● **ENTRIES SUPPLIED**:
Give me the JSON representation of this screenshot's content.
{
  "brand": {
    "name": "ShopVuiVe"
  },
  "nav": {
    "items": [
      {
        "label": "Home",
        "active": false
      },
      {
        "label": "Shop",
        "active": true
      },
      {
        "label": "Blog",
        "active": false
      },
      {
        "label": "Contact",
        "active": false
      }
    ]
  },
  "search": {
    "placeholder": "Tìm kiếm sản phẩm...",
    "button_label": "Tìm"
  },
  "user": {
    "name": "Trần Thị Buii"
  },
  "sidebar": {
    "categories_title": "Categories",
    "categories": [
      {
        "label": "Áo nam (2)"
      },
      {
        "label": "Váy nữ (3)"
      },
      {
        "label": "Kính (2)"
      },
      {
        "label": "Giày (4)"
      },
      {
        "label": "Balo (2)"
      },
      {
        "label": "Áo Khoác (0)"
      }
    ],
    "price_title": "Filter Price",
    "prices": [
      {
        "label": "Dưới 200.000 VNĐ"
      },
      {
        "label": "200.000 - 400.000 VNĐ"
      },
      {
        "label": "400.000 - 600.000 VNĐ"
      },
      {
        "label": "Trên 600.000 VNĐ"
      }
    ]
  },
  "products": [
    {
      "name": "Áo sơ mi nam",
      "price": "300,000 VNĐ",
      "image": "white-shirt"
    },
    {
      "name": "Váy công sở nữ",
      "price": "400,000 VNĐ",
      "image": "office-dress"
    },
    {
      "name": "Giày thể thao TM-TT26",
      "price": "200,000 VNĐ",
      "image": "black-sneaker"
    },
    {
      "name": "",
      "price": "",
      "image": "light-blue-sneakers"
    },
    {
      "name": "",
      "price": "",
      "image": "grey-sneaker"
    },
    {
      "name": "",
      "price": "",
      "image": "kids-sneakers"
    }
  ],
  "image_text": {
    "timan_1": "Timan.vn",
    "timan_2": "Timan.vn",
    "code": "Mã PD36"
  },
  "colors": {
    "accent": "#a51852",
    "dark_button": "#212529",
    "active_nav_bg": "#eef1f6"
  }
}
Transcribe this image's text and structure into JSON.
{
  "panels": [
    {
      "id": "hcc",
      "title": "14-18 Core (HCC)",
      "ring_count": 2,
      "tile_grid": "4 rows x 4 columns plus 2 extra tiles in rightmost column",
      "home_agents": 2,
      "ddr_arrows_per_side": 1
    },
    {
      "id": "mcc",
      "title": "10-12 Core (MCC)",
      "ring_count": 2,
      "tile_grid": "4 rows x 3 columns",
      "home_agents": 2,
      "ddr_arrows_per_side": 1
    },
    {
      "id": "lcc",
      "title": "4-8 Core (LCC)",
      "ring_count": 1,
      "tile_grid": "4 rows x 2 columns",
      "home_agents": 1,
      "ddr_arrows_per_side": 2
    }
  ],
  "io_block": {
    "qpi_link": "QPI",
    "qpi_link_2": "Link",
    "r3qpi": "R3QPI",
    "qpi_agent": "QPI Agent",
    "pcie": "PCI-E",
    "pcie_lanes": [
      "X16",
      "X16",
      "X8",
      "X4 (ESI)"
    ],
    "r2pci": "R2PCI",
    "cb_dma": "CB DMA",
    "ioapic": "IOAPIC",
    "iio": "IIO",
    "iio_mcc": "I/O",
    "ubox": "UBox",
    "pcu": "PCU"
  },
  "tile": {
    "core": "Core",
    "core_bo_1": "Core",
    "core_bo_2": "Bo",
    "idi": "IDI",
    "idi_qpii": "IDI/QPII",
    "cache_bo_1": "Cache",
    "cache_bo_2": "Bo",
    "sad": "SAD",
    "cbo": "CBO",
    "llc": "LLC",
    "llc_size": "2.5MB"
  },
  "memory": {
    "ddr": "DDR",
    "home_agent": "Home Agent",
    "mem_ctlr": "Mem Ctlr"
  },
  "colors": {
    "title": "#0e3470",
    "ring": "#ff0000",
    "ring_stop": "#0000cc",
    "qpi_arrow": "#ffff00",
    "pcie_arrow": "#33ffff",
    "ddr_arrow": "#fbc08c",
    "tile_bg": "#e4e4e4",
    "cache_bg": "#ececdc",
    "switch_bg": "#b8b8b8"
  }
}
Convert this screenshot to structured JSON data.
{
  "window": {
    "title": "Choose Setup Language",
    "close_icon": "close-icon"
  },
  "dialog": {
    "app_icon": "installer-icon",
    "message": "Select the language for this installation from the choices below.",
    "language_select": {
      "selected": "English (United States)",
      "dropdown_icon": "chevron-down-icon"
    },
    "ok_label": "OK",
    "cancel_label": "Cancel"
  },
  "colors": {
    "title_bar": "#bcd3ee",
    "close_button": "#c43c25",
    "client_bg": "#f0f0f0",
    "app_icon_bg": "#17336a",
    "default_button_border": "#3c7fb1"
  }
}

● **PROBLEM TO WORK ON**: The answer consists only of the lines from the one containing "Convert this screenshot" to the end of the records, each written out exactly.

● **TASK ANSWER**:
Convert this screenshot to structured JSON data.
{
  "window": {
    "title": "Choose Setup Language",
    "close_icon": "close-icon"
  },
  "dialog": {
    "app_icon": "installer-icon",
    "message": "Select the language for this installation from the choices below.",
    "language_select": {
      "selected": "English (United States)",
      "dropdown_icon": "chevron-down-icon"
    },
    "ok_label": "OK",
    "cancel_label": "Cancel"
  },
  "colors": {
    "title_bar": "#bcd3ee",
    "close_button": "#c43c25",
    "client_bg": "#f0f0f0",
    "app_icon_bg": "#17336a",
    "default_button_border": "#3c7fb1"
  }
}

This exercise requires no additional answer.